Scan the entries below and report only how many lines contain "Pasi".

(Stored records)
+--

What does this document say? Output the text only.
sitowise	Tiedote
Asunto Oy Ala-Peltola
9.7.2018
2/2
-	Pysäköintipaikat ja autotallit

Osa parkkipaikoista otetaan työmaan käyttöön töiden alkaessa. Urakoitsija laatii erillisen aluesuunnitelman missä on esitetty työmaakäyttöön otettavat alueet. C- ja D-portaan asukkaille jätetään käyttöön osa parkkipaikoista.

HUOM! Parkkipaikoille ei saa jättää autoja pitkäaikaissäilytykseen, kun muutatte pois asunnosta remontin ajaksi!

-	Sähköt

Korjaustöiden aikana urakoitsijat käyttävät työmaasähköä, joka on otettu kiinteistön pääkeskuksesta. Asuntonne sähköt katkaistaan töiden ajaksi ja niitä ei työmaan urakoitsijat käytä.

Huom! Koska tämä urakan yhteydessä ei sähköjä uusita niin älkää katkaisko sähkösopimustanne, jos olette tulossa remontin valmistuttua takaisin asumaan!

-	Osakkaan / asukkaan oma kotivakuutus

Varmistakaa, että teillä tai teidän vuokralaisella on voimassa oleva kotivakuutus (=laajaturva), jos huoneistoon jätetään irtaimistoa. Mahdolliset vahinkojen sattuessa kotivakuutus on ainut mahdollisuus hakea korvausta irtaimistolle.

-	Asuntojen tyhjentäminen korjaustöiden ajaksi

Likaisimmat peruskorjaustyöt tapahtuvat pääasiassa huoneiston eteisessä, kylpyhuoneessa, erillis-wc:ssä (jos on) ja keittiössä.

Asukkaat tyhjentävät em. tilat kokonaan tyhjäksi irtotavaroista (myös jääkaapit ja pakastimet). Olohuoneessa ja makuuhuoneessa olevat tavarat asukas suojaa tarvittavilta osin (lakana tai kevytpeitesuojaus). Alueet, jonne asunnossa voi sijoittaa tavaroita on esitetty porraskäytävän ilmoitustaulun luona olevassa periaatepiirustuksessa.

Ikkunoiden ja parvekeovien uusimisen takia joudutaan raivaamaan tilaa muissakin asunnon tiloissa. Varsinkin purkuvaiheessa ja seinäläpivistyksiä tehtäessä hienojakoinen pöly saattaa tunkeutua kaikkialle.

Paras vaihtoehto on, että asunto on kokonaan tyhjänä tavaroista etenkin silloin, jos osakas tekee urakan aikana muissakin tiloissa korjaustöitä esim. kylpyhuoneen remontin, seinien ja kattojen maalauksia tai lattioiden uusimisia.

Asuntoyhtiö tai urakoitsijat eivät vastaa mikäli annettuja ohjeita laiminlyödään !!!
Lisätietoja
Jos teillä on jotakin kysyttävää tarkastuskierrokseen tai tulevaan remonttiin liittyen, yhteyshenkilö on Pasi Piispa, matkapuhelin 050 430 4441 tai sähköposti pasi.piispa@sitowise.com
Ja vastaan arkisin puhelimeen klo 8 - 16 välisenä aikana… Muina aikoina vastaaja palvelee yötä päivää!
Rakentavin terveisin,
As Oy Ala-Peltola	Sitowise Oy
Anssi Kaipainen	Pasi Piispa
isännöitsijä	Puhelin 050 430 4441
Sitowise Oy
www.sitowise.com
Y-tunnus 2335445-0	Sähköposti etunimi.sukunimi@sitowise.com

+--

Solution -> 2